Dataset rows about figures:
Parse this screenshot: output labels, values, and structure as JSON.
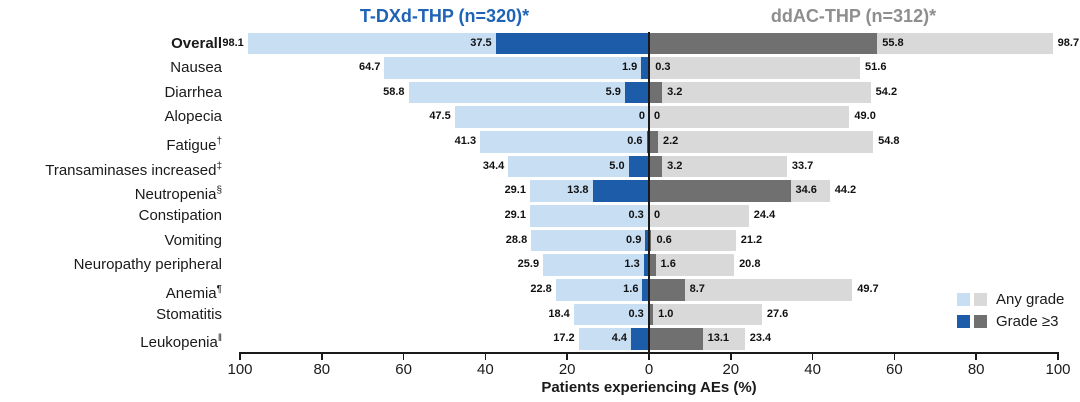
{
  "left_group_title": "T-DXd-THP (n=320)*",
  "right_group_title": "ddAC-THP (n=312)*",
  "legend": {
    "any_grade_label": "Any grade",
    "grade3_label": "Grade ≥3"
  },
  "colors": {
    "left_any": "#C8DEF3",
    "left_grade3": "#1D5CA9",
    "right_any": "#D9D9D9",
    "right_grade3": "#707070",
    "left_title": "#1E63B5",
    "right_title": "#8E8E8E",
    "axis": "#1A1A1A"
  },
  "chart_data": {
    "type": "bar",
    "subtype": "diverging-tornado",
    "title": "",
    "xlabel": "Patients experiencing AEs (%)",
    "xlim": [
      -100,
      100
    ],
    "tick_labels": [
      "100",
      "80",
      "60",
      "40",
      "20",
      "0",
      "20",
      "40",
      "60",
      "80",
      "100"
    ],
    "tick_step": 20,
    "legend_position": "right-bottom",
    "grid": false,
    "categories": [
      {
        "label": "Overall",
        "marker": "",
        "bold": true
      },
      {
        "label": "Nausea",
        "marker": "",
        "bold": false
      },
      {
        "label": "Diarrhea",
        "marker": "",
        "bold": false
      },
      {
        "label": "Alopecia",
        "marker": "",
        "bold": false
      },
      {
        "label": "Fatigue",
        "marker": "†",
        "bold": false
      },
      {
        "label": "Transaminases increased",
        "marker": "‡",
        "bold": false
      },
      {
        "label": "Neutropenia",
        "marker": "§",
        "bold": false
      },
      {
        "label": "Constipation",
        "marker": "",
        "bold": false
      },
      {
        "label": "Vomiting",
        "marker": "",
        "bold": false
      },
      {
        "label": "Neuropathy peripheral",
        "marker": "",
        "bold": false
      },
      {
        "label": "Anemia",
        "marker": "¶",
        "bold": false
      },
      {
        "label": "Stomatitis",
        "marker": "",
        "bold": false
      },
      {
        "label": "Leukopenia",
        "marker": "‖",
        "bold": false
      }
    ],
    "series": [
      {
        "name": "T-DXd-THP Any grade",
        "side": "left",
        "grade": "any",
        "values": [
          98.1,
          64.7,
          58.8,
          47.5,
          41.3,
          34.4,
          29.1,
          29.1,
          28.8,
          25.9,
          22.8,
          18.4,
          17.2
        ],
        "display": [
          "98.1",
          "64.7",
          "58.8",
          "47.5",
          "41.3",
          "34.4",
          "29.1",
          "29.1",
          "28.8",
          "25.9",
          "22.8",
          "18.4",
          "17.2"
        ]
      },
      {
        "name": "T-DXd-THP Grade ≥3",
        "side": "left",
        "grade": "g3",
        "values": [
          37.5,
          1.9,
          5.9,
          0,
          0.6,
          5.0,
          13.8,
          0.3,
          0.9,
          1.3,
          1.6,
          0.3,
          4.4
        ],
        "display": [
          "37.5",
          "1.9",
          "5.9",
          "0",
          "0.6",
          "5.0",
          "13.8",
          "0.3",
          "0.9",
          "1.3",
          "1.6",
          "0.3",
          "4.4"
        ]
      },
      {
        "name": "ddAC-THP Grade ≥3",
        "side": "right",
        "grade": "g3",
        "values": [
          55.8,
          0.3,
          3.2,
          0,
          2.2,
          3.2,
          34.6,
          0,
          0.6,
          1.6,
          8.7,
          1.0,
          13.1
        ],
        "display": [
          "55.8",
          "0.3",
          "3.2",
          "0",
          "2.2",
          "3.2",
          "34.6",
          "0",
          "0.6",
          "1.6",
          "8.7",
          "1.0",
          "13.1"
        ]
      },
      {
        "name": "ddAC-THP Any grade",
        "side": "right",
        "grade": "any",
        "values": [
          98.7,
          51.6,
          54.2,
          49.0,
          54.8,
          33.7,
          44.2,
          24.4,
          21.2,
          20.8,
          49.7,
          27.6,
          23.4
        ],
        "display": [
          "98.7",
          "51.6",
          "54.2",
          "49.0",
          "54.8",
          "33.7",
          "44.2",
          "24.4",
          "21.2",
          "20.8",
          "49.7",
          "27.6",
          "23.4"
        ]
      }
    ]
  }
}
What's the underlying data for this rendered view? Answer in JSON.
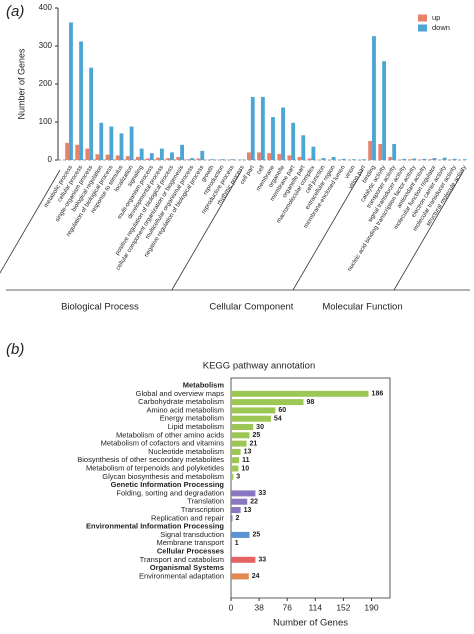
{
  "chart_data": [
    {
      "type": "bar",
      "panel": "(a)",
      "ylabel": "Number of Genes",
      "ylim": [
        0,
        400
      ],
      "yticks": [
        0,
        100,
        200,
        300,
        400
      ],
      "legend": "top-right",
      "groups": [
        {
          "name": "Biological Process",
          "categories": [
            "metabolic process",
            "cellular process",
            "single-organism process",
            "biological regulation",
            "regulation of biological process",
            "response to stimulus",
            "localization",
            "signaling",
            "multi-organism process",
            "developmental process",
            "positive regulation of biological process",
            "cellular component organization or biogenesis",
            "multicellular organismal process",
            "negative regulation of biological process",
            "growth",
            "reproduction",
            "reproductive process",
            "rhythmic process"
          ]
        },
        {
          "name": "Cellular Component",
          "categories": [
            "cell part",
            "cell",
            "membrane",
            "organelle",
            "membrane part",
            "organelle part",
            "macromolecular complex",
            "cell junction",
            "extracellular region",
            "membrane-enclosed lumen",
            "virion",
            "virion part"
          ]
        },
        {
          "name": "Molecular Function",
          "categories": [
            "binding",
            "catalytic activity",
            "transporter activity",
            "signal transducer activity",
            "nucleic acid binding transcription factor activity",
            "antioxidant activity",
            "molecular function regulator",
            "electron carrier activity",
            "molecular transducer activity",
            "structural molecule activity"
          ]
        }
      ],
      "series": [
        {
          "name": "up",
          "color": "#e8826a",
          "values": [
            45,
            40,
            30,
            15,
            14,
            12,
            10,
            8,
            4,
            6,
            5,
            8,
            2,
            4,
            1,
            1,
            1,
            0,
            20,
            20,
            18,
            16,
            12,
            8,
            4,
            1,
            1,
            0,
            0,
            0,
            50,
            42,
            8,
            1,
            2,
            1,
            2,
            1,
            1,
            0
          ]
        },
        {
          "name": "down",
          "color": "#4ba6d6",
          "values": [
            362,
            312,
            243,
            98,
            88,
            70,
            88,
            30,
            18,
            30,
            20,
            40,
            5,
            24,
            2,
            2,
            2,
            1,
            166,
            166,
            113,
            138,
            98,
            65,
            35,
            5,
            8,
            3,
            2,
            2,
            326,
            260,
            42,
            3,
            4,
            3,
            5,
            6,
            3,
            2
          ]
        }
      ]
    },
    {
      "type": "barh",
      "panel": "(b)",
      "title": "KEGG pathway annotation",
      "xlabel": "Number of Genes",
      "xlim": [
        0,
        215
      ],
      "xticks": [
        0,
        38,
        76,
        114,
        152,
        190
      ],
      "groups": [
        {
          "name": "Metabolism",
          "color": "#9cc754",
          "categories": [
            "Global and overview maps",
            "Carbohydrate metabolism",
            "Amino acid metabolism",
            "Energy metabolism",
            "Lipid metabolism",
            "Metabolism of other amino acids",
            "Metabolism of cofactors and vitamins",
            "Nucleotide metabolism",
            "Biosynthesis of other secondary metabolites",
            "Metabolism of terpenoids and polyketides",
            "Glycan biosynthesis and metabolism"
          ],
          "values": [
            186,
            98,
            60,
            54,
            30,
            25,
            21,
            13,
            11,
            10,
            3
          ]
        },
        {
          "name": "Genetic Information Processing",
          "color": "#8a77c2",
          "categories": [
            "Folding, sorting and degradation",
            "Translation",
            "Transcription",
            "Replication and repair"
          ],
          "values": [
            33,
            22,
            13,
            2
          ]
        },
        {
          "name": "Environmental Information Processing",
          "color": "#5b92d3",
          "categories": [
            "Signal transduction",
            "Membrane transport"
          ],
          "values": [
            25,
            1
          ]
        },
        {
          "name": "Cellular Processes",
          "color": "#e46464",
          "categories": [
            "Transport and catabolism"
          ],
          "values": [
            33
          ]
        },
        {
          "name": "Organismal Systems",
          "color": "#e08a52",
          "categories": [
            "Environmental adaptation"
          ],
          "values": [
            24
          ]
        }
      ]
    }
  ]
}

### Task item
Give the number of lines in the records above that contain "binding", with no other words.

### Response to this task
2